*** DATASET ROWS

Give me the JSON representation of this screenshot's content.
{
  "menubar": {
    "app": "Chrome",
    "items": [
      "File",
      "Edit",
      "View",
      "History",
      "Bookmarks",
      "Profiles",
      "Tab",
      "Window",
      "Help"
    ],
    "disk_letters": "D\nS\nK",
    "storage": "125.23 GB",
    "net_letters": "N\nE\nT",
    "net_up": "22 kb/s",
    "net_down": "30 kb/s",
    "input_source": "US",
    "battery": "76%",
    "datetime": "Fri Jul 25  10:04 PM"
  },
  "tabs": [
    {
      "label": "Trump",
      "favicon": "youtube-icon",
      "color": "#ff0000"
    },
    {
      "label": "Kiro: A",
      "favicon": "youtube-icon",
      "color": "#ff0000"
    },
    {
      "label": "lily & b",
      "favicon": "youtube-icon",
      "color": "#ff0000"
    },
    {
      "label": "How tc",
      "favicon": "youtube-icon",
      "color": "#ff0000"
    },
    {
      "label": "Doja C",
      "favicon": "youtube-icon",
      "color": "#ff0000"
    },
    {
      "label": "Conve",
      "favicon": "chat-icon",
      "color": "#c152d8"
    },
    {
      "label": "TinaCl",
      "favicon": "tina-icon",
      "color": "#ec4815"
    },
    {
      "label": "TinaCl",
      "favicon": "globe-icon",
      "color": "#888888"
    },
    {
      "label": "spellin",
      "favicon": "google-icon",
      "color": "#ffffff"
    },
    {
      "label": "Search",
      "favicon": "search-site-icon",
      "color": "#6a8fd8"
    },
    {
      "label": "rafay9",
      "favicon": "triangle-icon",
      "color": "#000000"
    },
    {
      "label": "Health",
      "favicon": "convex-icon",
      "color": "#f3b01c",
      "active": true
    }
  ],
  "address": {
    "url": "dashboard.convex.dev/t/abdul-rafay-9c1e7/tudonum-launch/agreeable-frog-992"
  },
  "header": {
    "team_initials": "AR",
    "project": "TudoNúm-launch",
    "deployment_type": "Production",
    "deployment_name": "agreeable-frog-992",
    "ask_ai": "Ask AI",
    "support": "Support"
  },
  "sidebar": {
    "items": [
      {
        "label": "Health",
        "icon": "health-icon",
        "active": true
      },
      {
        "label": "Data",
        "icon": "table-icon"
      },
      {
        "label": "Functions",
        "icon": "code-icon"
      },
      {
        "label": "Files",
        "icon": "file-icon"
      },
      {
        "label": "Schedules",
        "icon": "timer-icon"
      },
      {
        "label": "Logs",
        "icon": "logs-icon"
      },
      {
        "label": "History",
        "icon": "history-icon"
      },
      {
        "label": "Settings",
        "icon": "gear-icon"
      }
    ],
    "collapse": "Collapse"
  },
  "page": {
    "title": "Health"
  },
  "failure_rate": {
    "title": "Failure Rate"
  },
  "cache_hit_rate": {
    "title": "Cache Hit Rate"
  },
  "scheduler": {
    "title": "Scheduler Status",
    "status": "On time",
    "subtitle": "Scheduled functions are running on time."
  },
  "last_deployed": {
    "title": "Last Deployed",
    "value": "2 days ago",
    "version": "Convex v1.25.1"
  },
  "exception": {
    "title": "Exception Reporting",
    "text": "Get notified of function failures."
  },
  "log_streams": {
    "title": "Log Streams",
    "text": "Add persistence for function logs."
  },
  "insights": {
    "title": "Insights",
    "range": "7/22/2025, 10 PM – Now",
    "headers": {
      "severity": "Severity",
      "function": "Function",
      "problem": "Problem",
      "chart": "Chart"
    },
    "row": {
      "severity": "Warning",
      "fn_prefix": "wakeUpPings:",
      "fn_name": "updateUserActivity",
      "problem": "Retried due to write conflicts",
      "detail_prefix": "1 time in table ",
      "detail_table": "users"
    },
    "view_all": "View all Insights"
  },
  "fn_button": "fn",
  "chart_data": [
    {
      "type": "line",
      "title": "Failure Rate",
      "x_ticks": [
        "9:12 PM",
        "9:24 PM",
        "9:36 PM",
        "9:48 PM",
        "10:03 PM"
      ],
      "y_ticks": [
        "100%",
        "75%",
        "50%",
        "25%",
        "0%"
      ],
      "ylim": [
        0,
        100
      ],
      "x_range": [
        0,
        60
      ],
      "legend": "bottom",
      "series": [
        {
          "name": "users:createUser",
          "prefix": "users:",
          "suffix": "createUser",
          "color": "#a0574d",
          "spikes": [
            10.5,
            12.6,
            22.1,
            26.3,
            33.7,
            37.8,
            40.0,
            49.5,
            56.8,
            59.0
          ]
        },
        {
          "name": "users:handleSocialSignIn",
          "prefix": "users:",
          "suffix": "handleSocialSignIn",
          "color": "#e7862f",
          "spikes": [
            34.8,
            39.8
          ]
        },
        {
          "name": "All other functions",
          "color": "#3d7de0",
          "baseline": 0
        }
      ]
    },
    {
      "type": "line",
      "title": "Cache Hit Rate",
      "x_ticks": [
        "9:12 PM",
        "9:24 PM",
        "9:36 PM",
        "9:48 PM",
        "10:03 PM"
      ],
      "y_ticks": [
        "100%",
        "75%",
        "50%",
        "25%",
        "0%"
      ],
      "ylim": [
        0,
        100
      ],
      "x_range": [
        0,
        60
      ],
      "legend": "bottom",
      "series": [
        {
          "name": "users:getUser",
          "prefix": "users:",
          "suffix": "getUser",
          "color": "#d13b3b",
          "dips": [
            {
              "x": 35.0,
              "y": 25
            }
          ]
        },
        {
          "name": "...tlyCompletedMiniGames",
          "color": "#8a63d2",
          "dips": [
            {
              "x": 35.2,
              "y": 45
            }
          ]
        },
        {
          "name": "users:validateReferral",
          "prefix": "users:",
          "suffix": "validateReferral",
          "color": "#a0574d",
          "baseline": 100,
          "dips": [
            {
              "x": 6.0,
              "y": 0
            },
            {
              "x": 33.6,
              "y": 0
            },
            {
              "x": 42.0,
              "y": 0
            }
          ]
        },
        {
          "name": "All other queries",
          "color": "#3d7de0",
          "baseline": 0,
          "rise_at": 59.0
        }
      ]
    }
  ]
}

******

§ AIM OF THE TASK:
Print the whole listing exactly as it is.

§ COMPLETE ANSWER:
Give me the JSON representation of this screenshot's content.
{
  "menubar": {
    "app": "Chrome",
    "items": [
      "File",
      "Edit",
      "View",
      "History",
      "Bookmarks",
      "Profiles",
      "Tab",
      "Window",
      "Help"
    ],
    "disk_letters": "D\nS\nK",
    "storage": "125.23 GB",
    "net_letters": "N\nE\nT",
    "net_up": "22 kb/s",
    "net_down": "30 kb/s",
    "input_source": "US",
    "battery": "76%",
    "datetime": "Fri Jul 25  10:04 PM"
  },
  "tabs": [
    {
      "label": "Trump",
      "favicon": "youtube-icon",
      "color": "#ff0000"
    },
    {
      "label": "Kiro: A",
      "favicon": "youtube-icon",
      "color": "#ff0000"
    },
    {
      "label": "lily & b",
      "favicon": "youtube-icon",
      "color": "#ff0000"
    },
    {
      "label": "How tc",
      "favicon": "youtube-icon",
      "color": "#ff0000"
    },
    {
      "label": "Doja C",
      "favicon": "youtube-icon",
      "color": "#ff0000"
    },
    {
      "label": "Conve",
      "favicon": "chat-icon",
      "color": "#c152d8"
    },
    {
      "label": "TinaCl",
      "favicon": "tina-icon",
      "color": "#ec4815"
    },
    {
      "label": "TinaCl",
      "favicon": "globe-icon",
      "color": "#888888"
    },
    {
      "label": "spellin",
      "favicon": "google-icon",
      "color": "#ffffff"
    },
    {
      "label": "Search",
      "favicon": "search-site-icon",
      "color": "#6a8fd8"
    },
    {
      "label": "rafay9",
      "favicon": "triangle-icon",
      "color": "#000000"
    },
    {
      "label": "Health",
      "favicon": "convex-icon",
      "color": "#f3b01c",
      "active": true
    }
  ],
  "address": {
    "url": "dashboard.convex.dev/t/abdul-rafay-9c1e7/tudonum-launch/agreeable-frog-992"
  },
  "header": {
    "team_initials": "AR",
    "project": "TudoNúm-launch",
    "deployment_type": "Production",
    "deployment_name": "agreeable-frog-992",
    "ask_ai": "Ask AI",
    "support": "Support"
  },
  "sidebar": {
    "items": [
      {
        "label": "Health",
        "icon": "health-icon",
        "active": true
      },
      {
        "label": "Data",
        "icon": "table-icon"
      },
      {
        "label": "Functions",
        "icon": "code-icon"
      },
      {
        "label": "Files",
        "icon": "file-icon"
      },
      {
        "label": "Schedules",
        "icon": "timer-icon"
      },
      {
        "label": "Logs",
        "icon": "logs-icon"
      },
      {
        "label": "History",
        "icon": "history-icon"
      },
      {
        "label": "Settings",
        "icon": "gear-icon"
      }
    ],
    "collapse": "Collapse"
  },
  "page": {
    "title": "Health"
  },
  "failure_rate": {
    "title": "Failure Rate"
  },
  "cache_hit_rate": {
    "title": "Cache Hit Rate"
  },
  "scheduler": {
    "title": "Scheduler Status",
    "status": "On time",
    "subtitle": "Scheduled functions are running on time."
  },
  "last_deployed": {
    "title": "Last Deployed",
    "value": "2 days ago",
    "version": "Convex v1.25.1"
  },
  "exception": {
    "title": "Exception Reporting",
    "text": "Get notified of function failures."
  },
  "log_streams": {
    "title": "Log Streams",
    "text": "Add persistence for function logs."
  },
  "insights": {
    "title": "Insights",
    "range": "7/22/2025, 10 PM – Now",
    "headers": {
      "severity": "Severity",
      "function": "Function",
      "problem": "Problem",
      "chart": "Chart"
    },
    "row": {
      "severity": "Warning",
      "fn_prefix": "wakeUpPings:",
      "fn_name": "updateUserActivity",
      "problem": "Retried due to write conflicts",
      "detail_prefix": "1 time in table ",
      "detail_table": "users"
    },
    "view_all": "View all Insights"
  },
  "fn_button": "fn",
  "chart_data": [
    {
      "type": "line",
      "title": "Failure Rate",
      "x_ticks": [
        "9:12 PM",
        "9:24 PM",
        "9:36 PM",
        "9:48 PM",
        "10:03 PM"
      ],
      "y_ticks": [
        "100%",
        "75%",
        "50%",
        "25%",
        "0%"
      ],
      "ylim": [
        0,
        100
      ],
      "x_range": [
        0,
        60
      ],
      "legend": "bottom",
      "series": [
        {
          "name": "users:createUser",
          "prefix": "users:",
          "suffix": "createUser",
          "color": "#a0574d",
          "spikes": [
            10.5,
            12.6,
            22.1,
            26.3,
            33.7,
            37.8,
            40.0,
            49.5,
            56.8,
            59.0
          ]
        },
        {
          "name": "users:handleSocialSignIn",
          "prefix": "users:",
          "suffix": "handleSocialSignIn",
          "color": "#e7862f",
          "spikes": [
            34.8,
            39.8
          ]
        },
        {
          "name": "All other functions",
          "color": "#3d7de0",
          "baseline": 0
        }
      ]
    },
    {
      "type": "line",
      "title": "Cache Hit Rate",
      "x_ticks": [
        "9:12 PM",
        "9:24 PM",
        "9:36 PM",
        "9:48 PM",
        "10:03 PM"
      ],
      "y_ticks": [
        "100%",
        "75%",
        "50%",
        "25%",
        "0%"
      ],
      "ylim": [
        0,
        100
      ],
      "x_range": [
        0,
        60
      ],
      "legend": "bottom",
      "series": [
        {
          "name": "users:getUser",
          "prefix": "users:",
          "suffix": "getUser",
          "color": "#d13b3b",
          "dips": [
            {
              "x": 35.0,
              "y": 25
            }
          ]
        },
        {
          "name": "...tlyCompletedMiniGames",
          "color": "#8a63d2",
          "dips": [
            {
              "x": 35.2,
              "y": 45
            }
          ]
        },
        {
          "name": "users:validateReferral",
          "prefix": "users:",
          "suffix": "validateReferral",
          "color": "#a0574d",
          "baseline": 100,
          "dips": [
            {
              "x": 6.0,
              "y": 0
            },
            {
              "x": 33.6,
              "y": 0
            },
            {
              "x": 42.0,
              "y": 0
            }
          ]
        },
        {
          "name": "All other queries",
          "color": "#3d7de0",
          "baseline": 0,
          "rise_at": 59.0
        }
      ]
    }
  ]
}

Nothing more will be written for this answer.